__STATED PROBLEM__. Below are some entries; can you quote all of them exactly?

__INPUT RECORDS__.
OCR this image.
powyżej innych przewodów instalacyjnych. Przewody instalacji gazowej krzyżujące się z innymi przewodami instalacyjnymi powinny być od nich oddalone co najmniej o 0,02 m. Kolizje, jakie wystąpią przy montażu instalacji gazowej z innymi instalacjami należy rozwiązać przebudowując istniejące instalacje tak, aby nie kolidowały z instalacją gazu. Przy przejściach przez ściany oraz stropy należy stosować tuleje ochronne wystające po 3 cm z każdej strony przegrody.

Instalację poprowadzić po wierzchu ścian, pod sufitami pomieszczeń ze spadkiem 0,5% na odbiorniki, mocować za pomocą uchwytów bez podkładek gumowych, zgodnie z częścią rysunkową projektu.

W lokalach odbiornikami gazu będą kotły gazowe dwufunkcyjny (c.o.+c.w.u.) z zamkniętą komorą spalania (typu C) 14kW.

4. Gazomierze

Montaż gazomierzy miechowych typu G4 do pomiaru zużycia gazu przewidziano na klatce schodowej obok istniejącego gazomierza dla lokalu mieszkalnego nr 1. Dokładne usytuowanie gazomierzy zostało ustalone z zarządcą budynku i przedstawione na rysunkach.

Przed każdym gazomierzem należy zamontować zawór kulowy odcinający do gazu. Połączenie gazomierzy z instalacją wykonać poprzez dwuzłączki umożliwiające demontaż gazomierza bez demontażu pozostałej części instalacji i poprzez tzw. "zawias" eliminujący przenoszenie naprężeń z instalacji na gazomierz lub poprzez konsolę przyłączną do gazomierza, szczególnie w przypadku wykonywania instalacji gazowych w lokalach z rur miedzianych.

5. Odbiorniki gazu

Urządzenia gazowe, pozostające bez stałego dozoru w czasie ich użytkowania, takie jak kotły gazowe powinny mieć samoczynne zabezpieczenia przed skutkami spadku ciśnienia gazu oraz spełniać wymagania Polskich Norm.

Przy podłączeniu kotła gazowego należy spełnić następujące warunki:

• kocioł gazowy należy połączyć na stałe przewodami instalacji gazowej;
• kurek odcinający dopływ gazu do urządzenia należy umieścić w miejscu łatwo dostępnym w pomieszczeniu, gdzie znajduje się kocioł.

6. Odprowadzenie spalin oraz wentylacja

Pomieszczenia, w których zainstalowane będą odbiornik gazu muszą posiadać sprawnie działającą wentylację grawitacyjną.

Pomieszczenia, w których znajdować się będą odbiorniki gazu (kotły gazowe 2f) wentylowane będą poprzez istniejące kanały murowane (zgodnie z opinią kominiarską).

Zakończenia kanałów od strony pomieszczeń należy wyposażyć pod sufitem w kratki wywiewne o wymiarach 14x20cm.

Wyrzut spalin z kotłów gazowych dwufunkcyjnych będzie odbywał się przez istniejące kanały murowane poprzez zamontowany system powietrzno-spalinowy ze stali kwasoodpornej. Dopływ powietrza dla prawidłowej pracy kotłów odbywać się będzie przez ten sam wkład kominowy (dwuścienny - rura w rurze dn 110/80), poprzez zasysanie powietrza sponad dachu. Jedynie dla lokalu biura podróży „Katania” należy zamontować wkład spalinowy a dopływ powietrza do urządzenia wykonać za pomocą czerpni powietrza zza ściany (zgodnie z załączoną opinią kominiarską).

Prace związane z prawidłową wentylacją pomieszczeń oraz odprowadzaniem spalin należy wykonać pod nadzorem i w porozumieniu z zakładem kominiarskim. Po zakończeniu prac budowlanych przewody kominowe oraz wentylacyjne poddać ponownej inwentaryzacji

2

__RESPONSE TO THE EXERCISE__.
OCR this image.
powyżej innych przewodów instalacyjnych. Przewody instalacji gazowej krzyżujące się z innymi przewodami instalacyjnymi powinny być od nich oddalone co najmniej o 0,02 m. Kolizje, jakie wystąpią przy montażu instalacji gazowej z innymi instalacjami należy rozwiązać przebudowując istniejące instalacje tak, aby nie kolidowały z instalacją gazu. Przy przejściach przez ściany oraz stropy należy stosować tuleje ochronne wystające po 3 cm z każdej strony przegrody.

Instalację poprowadzić po wierzchu ścian, pod sufitami pomieszczeń ze spadkiem 0,5% na odbiorniki, mocować za pomocą uchwytów bez podkładek gumowych, zgodnie z częścią rysunkową projektu.

W lokalach odbiornikami gazu będą kotły gazowe dwufunkcyjny (c.o.+c.w.u.) z zamkniętą komorą spalania (typu C) 14kW.

4. Gazomierze

Montaż gazomierzy miechowych typu G4 do pomiaru zużycia gazu przewidziano na klatce schodowej obok istniejącego gazomierza dla lokalu mieszkalnego nr 1. Dokładne usytuowanie gazomierzy zostało ustalone z zarządcą budynku i przedstawione na rysunkach.

Przed każdym gazomierzem należy zamontować zawór kulowy odcinający do gazu. Połączenie gazomierzy z instalacją wykonać poprzez dwuzłączki umożliwiające demontaż gazomierza bez demontażu pozostałej części instalacji i poprzez tzw. "zawias" eliminujący przenoszenie naprężeń z instalacji na gazomierz lub poprzez konsolę przyłączną do gazomierza, szczególnie w przypadku wykonywania instalacji gazowych w lokalach z rur miedzianych.

5. Odbiorniki gazu

Urządzenia gazowe, pozostające bez stałego dozoru w czasie ich użytkowania, takie jak kotły gazowe powinny mieć samoczynne zabezpieczenia przed skutkami spadku ciśnienia gazu oraz spełniać wymagania Polskich Norm.

Przy podłączeniu kotła gazowego należy spełnić następujące warunki:

• kocioł gazowy należy połączyć na stałe przewodami instalacji gazowej;
• kurek odcinający dopływ gazu do urządzenia należy umieścić w miejscu łatwo dostępnym w pomieszczeniu, gdzie znajduje się kocioł.

6. Odprowadzenie spalin oraz wentylacja

Pomieszczenia, w których zainstalowane będą odbiornik gazu muszą posiadać sprawnie działającą wentylację grawitacyjną.

Pomieszczenia, w których znajdować się będą odbiorniki gazu (kotły gazowe 2f) wentylowane będą poprzez istniejące kanały murowane (zgodnie z opinią kominiarską).

Zakończenia kanałów od strony pomieszczeń należy wyposażyć pod sufitem w kratki wywiewne o wymiarach 14x20cm.

Wyrzut spalin z kotłów gazowych dwufunkcyjnych będzie odbywał się przez istniejące kanały murowane poprzez zamontowany system powietrzno-spalinowy ze stali kwasoodpornej. Dopływ powietrza dla prawidłowej pracy kotłów odbywać się będzie przez ten sam wkład kominowy (dwuścienny - rura w rurze dn 110/80), poprzez zasysanie powietrza sponad dachu. Jedynie dla lokalu biura podróży „Katania” należy zamontować wkład spalinowy a dopływ powietrza do urządzenia wykonać za pomocą czerpni powietrza zza ściany (zgodnie z załączoną opinią kominiarską).

Prace związane z prawidłową wentylacją pomieszczeń oraz odprowadzaniem spalin należy wykonać pod nadzorem i w porozumieniu z zakładem kominiarskim. Po zakończeniu prac budowlanych przewody kominowe oraz wentylacyjne poddać ponownej inwentaryzacji

2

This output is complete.